=== Given instruction ===
Extract the text of every entry below exactly; leave images out.

=== Listing ===
'''

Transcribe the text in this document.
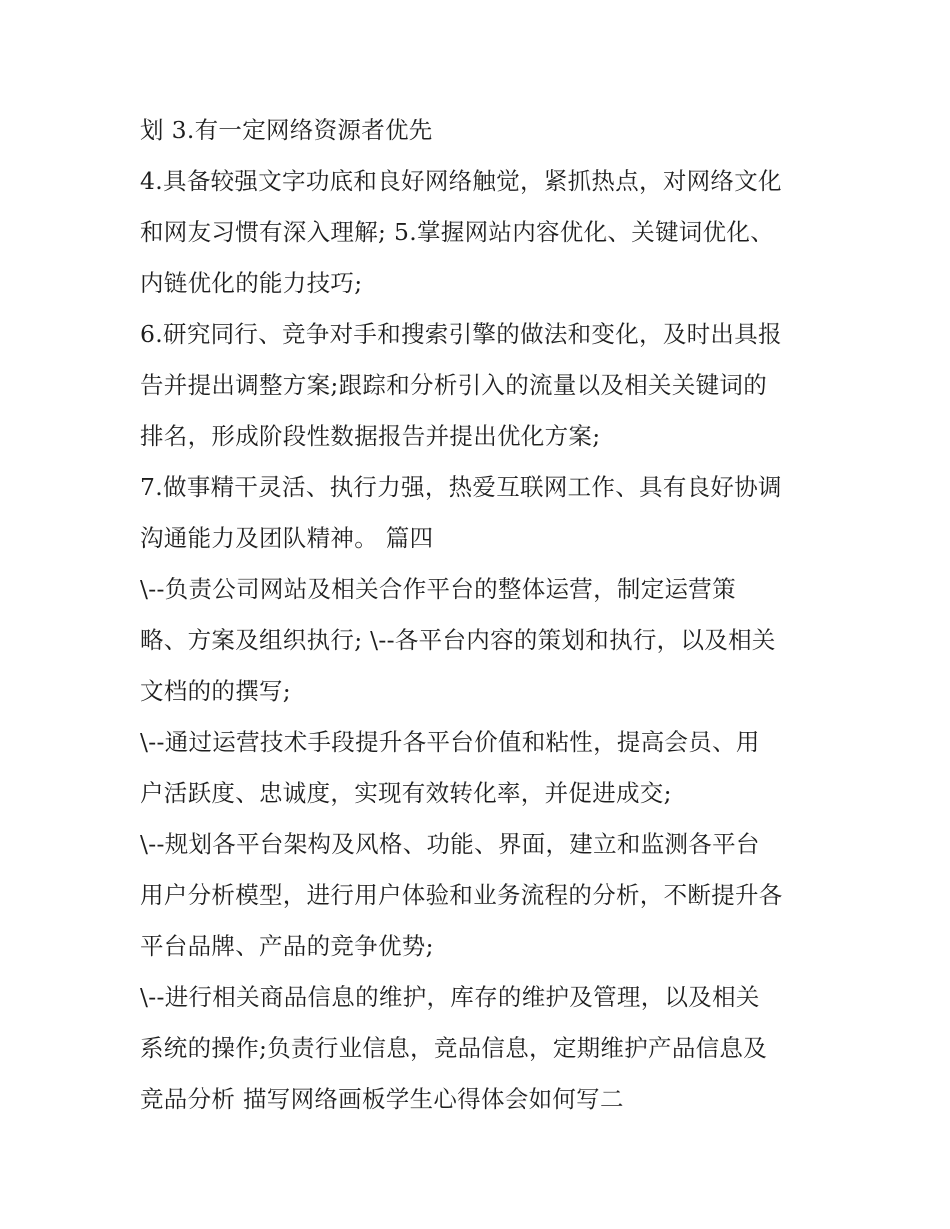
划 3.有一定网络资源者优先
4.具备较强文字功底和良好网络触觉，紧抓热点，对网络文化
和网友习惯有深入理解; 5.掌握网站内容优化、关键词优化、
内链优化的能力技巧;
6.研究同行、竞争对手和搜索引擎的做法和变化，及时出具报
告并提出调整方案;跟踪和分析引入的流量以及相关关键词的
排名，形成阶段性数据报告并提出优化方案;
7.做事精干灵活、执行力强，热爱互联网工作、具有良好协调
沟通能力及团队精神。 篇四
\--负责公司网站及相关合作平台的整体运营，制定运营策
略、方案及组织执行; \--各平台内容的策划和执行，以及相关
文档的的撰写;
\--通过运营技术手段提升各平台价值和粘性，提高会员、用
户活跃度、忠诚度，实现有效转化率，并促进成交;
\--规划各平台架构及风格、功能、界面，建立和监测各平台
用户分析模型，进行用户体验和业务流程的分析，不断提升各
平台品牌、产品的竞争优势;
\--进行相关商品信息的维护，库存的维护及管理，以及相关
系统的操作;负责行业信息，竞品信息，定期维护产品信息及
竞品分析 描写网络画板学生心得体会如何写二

'''

=== Final result ===
Transcribe the text in this document.
划 3.有一定网络资源者优先
4.具备较强文字功底和良好网络触觉，紧抓热点，对网络文化
和网友习惯有深入理解; 5.掌握网站内容优化、关键词优化、
内链优化的能力技巧;
6.研究同行、竞争对手和搜索引擎的做法和变化，及时出具报
告并提出调整方案;跟踪和分析引入的流量以及相关关键词的
排名，形成阶段性数据报告并提出优化方案;
7.做事精干灵活、执行力强，热爱互联网工作、具有良好协调
沟通能力及团队精神。 篇四
\--负责公司网站及相关合作平台的整体运营，制定运营策
略、方案及组织执行; \--各平台内容的策划和执行，以及相关
文档的的撰写;
\--通过运营技术手段提升各平台价值和粘性，提高会员、用
户活跃度、忠诚度，实现有效转化率，并促进成交;
\--规划各平台架构及风格、功能、界面，建立和监测各平台
用户分析模型，进行用户体验和业务流程的分析，不断提升各
平台品牌、产品的竞争优势;
\--进行相关商品信息的维护，库存的维护及管理，以及相关
系统的操作;负责行业信息，竞品信息，定期维护产品信息及
竞品分析 描写网络画板学生心得体会如何写二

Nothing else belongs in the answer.